— BEGIN RECORDS SUPPLIED —
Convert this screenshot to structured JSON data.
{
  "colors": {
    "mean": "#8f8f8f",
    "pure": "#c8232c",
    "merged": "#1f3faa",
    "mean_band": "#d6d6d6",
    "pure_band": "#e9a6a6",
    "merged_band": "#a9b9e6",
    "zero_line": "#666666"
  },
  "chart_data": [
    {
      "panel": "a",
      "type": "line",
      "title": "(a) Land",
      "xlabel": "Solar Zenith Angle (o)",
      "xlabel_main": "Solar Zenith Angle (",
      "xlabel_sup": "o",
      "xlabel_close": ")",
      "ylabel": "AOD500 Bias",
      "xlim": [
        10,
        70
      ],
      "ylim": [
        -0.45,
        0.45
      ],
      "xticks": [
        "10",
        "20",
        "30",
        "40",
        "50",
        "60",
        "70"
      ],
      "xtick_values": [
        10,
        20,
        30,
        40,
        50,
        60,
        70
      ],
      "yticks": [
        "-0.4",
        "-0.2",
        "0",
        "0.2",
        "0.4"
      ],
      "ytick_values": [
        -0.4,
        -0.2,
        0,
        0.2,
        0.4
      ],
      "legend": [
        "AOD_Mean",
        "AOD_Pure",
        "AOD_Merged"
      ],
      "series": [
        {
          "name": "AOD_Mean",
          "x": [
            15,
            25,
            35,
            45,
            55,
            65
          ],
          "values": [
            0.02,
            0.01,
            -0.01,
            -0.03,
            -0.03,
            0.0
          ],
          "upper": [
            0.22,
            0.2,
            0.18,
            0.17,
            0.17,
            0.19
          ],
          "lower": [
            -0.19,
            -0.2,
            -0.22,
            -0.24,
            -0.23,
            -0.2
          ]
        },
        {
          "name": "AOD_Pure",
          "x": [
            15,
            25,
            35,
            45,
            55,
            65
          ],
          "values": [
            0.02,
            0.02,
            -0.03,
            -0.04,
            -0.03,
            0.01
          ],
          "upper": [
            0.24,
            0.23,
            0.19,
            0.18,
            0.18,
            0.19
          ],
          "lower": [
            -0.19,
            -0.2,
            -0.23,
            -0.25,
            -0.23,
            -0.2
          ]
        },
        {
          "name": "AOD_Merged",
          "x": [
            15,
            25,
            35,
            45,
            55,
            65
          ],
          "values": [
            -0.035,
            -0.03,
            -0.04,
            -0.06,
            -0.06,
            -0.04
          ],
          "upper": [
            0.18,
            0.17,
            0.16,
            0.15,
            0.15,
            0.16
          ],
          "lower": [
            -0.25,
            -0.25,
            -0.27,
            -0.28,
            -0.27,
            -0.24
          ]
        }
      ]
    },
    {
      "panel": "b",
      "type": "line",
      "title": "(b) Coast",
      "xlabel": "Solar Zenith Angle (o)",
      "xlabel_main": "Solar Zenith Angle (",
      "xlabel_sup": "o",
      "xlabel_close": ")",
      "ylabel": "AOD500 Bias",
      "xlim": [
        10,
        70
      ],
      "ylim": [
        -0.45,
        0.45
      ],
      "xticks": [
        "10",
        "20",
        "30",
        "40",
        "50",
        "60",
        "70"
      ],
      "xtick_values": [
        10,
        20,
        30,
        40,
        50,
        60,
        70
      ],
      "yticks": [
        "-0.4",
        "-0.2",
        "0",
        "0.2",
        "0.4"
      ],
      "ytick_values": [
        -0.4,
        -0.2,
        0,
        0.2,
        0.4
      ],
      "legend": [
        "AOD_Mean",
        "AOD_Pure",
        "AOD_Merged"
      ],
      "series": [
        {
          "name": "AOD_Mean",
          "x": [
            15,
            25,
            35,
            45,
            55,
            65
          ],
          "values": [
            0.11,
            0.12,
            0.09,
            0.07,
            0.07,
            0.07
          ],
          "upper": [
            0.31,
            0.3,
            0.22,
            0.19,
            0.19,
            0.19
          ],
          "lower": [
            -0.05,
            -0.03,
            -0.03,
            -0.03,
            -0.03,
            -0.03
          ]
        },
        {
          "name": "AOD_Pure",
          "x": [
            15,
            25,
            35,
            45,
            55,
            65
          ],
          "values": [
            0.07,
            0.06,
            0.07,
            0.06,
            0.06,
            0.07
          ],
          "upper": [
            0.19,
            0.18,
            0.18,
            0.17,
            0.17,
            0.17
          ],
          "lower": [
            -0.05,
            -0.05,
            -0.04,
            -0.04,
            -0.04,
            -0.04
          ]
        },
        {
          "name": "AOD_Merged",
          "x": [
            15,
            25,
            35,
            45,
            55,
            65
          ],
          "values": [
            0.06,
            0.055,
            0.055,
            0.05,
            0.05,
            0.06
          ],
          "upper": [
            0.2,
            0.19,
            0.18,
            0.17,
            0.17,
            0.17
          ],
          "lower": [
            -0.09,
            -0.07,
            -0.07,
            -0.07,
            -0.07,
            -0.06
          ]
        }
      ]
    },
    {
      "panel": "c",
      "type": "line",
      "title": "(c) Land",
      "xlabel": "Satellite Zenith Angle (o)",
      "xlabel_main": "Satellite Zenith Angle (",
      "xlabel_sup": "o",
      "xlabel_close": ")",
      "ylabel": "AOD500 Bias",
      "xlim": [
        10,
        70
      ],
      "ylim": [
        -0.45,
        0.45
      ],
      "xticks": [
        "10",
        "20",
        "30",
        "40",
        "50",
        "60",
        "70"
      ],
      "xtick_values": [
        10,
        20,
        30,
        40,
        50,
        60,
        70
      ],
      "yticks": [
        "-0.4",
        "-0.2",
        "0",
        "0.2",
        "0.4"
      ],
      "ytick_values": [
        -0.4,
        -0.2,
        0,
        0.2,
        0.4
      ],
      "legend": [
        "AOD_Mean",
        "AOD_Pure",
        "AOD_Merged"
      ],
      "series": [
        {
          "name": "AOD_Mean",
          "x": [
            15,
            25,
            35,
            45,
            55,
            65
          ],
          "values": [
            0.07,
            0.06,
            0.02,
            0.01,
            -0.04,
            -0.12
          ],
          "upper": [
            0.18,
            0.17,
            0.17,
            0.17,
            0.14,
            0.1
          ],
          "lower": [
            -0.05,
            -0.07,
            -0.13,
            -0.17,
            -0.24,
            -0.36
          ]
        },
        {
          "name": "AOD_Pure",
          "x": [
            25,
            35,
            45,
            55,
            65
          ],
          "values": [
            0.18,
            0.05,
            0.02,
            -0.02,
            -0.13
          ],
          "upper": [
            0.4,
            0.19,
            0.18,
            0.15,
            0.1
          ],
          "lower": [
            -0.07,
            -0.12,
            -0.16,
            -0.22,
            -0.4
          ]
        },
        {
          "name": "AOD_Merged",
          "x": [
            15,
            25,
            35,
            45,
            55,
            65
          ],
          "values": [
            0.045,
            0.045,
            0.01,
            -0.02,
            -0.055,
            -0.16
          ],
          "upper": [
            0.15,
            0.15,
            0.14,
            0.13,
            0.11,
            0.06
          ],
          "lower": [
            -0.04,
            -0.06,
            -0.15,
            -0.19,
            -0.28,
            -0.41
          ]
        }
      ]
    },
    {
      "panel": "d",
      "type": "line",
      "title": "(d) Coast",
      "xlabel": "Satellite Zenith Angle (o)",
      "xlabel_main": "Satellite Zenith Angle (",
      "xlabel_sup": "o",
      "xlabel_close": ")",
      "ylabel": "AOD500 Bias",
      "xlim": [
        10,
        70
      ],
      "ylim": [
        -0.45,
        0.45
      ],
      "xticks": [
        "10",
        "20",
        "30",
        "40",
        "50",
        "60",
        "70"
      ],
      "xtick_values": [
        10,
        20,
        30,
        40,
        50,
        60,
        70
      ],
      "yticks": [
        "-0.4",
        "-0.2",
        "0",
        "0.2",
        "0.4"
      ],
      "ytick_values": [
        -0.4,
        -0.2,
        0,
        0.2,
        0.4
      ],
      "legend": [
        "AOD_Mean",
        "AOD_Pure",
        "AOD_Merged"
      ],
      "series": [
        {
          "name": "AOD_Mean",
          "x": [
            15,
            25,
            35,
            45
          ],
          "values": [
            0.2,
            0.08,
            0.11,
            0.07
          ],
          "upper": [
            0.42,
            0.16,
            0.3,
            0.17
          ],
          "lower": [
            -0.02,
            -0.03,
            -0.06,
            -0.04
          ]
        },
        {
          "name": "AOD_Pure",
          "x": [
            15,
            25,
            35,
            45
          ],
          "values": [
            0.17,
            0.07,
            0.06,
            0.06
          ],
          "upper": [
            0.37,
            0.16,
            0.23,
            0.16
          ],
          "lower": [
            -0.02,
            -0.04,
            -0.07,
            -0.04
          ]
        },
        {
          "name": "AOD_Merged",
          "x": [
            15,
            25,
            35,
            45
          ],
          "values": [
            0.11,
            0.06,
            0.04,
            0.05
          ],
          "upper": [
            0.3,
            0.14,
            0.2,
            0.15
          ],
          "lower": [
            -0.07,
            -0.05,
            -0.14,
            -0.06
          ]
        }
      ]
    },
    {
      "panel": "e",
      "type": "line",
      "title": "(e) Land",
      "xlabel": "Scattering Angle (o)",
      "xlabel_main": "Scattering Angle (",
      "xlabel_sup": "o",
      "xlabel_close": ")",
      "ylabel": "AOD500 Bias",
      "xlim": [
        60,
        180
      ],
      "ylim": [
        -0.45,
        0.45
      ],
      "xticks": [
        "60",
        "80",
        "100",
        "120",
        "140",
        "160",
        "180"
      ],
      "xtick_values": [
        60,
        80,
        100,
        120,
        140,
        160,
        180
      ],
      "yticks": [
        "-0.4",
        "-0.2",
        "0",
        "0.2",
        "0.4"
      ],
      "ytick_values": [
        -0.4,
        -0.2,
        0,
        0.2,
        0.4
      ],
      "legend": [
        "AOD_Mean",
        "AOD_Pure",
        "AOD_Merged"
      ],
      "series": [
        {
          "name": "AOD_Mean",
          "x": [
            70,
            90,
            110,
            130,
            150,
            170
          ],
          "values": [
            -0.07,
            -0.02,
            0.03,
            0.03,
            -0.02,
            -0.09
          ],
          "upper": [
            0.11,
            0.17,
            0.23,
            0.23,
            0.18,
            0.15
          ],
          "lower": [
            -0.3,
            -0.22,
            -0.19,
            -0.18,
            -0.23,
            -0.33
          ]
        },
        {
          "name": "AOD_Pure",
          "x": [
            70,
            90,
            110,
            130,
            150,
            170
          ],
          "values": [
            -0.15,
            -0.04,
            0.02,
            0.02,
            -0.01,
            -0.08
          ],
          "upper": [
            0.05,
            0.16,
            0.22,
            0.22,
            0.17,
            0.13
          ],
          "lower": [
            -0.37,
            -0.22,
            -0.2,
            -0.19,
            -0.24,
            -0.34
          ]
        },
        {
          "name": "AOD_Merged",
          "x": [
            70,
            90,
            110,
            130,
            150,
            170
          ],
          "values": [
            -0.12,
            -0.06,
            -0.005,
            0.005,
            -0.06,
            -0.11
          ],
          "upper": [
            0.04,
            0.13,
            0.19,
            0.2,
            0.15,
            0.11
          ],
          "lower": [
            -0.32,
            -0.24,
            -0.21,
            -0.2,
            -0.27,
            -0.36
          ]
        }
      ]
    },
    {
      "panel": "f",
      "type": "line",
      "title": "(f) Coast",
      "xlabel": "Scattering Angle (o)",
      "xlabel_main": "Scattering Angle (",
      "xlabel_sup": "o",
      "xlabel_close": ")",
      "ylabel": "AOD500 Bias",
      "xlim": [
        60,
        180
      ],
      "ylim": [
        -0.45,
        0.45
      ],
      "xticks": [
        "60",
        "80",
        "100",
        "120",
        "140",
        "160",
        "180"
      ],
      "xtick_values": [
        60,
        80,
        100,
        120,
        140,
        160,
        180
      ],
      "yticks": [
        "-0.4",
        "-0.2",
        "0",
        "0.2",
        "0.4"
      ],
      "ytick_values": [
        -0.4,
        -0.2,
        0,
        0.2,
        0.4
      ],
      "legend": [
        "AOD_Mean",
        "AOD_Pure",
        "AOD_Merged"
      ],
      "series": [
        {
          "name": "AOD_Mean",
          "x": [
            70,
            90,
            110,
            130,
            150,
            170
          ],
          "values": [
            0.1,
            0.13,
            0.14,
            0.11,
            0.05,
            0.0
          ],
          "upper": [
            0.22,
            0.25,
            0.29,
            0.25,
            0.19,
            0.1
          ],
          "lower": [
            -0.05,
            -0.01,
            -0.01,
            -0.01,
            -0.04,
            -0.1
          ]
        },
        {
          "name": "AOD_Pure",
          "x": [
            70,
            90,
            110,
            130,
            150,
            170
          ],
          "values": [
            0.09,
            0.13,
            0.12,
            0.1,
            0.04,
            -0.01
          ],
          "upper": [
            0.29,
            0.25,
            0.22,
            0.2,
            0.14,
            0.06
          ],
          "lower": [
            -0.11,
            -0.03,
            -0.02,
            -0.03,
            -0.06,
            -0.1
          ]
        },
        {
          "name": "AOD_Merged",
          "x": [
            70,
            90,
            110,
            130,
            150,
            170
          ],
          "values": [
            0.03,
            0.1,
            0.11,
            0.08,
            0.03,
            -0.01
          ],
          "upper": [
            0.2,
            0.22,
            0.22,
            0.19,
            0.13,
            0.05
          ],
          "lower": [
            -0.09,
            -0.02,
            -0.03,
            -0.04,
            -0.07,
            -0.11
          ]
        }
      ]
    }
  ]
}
— END RECORDS SUPPLIED —
WHAT THE TASK ASKS =
Only lines that contain the word "Land" are wanted; copy each of them.

WRITTEN RESPONSE =
      "title": "(a) Land",
      "title": "(c) Land",
      "title": "(e) Land",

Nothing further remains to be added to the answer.